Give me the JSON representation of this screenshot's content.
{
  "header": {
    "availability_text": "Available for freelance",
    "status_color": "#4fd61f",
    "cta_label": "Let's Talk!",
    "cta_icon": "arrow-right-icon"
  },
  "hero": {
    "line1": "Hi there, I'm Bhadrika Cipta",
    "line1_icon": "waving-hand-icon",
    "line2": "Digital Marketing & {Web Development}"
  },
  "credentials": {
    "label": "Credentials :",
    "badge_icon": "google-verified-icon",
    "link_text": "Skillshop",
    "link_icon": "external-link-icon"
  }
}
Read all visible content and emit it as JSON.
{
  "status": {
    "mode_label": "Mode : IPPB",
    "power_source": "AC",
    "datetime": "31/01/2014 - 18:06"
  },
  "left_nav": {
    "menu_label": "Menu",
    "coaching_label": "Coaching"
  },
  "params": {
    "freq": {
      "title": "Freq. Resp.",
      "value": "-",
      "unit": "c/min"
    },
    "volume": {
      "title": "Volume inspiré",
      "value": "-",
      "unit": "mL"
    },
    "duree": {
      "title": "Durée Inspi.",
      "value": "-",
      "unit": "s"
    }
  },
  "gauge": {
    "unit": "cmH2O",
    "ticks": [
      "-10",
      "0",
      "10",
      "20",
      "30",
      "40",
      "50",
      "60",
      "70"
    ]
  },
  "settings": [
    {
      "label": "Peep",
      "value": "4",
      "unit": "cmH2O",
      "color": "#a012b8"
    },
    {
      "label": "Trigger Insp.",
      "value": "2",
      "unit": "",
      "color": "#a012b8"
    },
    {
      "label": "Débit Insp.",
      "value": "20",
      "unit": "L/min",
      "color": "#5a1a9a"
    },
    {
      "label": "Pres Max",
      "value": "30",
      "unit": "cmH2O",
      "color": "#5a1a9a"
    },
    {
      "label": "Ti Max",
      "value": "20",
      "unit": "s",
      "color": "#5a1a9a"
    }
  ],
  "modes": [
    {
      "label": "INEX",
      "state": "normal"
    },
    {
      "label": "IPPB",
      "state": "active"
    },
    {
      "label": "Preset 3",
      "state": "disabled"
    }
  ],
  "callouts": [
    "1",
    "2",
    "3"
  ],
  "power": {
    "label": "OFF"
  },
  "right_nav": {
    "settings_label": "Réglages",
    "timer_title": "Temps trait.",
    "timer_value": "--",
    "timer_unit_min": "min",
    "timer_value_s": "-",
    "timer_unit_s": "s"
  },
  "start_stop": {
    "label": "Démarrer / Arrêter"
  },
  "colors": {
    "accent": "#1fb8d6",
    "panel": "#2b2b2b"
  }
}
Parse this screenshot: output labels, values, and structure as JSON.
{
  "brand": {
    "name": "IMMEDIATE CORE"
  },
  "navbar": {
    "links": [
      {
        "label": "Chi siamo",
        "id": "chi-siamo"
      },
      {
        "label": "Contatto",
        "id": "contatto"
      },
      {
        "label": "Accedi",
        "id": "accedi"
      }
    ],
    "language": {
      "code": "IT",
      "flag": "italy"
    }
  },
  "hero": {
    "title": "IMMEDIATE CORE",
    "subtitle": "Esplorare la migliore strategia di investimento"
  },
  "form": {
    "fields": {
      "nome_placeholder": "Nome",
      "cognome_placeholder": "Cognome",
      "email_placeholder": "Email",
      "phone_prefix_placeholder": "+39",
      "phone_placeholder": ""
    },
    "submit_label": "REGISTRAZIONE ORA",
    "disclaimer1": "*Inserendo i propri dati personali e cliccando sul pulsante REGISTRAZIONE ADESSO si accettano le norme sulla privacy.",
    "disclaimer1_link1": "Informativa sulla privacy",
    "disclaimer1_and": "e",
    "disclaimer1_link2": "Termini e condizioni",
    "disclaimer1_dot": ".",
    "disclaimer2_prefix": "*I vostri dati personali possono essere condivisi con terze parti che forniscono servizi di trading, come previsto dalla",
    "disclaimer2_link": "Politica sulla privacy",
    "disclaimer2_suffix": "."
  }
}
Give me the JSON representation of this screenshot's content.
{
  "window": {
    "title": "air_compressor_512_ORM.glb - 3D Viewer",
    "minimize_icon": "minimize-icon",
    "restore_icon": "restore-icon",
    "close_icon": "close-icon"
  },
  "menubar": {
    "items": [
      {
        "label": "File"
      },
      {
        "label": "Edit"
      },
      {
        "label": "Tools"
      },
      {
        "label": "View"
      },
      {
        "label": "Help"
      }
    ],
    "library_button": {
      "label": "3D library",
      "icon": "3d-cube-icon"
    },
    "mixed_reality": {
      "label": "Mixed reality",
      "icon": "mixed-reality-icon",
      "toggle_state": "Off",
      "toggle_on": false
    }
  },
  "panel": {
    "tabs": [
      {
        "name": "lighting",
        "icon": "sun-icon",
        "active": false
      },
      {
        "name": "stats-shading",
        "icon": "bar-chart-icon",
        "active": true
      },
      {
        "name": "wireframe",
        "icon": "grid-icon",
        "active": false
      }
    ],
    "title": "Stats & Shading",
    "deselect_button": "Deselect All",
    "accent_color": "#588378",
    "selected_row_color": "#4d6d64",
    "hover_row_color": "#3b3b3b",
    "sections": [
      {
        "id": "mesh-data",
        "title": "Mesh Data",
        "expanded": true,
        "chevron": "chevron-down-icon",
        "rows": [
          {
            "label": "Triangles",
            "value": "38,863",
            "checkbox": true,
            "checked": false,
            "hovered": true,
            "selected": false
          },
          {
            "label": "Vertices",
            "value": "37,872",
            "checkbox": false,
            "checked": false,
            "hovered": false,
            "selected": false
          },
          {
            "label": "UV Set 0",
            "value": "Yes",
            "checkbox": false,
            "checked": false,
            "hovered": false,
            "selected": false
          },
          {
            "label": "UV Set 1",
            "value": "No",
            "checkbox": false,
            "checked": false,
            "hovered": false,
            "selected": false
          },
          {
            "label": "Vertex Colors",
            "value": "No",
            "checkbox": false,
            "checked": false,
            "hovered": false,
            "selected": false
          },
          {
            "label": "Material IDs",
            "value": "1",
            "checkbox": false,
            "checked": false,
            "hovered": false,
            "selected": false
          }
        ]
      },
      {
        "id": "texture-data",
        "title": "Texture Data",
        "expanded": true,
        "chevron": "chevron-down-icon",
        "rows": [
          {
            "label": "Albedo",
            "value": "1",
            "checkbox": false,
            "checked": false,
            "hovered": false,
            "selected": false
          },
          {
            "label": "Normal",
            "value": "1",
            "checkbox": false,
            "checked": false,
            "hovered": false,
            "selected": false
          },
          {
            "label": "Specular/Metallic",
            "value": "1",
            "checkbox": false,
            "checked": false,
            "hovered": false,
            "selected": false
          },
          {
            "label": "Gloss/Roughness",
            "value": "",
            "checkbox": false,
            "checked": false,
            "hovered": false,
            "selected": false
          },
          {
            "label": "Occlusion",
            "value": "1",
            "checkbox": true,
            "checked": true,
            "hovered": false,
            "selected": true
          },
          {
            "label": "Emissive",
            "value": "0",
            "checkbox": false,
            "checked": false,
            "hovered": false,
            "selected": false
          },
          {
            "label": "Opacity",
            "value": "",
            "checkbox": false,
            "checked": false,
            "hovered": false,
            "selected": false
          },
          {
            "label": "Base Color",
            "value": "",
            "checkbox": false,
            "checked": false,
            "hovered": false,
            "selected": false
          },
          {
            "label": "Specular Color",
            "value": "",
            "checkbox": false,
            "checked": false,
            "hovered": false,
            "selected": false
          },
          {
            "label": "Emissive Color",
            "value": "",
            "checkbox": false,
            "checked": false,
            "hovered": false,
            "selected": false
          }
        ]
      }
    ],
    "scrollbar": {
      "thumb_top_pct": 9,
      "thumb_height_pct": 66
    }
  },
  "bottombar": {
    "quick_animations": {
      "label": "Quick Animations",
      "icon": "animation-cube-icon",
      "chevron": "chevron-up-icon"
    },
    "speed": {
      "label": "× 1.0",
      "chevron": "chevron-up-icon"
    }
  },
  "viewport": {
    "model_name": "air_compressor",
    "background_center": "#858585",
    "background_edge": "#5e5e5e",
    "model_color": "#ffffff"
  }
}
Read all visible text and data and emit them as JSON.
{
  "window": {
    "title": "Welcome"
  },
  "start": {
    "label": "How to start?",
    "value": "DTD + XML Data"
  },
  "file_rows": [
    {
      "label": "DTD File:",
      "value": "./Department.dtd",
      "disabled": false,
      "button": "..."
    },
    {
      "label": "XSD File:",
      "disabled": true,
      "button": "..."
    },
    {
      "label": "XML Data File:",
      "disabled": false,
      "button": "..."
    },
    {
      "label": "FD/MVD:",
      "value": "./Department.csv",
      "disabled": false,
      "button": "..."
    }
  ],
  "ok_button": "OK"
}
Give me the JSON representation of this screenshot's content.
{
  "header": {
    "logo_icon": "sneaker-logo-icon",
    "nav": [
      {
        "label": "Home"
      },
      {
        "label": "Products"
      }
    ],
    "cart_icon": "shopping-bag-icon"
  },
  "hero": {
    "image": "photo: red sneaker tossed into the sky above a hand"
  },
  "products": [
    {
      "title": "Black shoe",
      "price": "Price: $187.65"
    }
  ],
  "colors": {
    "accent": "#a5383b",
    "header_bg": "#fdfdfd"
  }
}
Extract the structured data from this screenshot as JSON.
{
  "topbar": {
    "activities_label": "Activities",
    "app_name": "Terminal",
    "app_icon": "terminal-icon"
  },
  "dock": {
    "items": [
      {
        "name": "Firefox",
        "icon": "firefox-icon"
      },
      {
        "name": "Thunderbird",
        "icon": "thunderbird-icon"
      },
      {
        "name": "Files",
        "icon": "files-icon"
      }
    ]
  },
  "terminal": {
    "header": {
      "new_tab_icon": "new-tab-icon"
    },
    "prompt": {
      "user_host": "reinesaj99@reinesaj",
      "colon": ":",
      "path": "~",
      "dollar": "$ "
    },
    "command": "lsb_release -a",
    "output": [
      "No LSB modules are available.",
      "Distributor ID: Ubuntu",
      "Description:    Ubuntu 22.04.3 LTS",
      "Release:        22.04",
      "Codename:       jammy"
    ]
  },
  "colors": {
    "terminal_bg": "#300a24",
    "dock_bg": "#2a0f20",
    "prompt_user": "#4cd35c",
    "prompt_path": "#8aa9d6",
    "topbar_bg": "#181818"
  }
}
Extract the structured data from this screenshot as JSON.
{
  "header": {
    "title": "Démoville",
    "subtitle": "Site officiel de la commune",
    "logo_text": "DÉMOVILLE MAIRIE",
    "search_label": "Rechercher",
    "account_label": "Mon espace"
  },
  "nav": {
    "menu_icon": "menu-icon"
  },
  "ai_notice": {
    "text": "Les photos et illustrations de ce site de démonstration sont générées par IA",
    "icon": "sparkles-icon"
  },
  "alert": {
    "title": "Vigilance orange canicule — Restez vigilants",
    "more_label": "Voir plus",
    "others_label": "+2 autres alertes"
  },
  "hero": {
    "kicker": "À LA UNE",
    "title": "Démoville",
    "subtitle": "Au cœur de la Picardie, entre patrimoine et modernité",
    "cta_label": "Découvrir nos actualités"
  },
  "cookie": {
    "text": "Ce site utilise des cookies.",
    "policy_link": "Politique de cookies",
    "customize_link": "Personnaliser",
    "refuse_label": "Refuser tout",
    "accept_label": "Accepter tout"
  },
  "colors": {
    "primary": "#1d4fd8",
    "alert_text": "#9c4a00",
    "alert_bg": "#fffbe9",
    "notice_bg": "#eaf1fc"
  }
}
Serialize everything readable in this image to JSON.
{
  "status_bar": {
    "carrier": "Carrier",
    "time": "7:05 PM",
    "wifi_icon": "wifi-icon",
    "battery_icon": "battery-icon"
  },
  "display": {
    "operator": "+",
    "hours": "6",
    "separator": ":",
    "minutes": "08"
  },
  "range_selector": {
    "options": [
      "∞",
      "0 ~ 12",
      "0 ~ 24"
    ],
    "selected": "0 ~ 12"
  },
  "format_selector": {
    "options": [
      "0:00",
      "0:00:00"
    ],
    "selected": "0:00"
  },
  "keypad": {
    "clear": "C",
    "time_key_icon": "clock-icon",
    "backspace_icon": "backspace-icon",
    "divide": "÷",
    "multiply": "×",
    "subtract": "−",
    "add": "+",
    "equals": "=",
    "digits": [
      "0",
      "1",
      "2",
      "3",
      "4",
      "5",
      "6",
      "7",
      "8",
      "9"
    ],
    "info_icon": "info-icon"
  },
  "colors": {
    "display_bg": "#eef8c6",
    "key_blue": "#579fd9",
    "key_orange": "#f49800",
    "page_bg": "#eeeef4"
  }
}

-------

* Exercise *
Copy out each line of the material that holds the word "hand".

* Output below *
    "line1_icon": "waving-hand-icon",
    "image": "photo: red sneaker tossed into the sky above a hand"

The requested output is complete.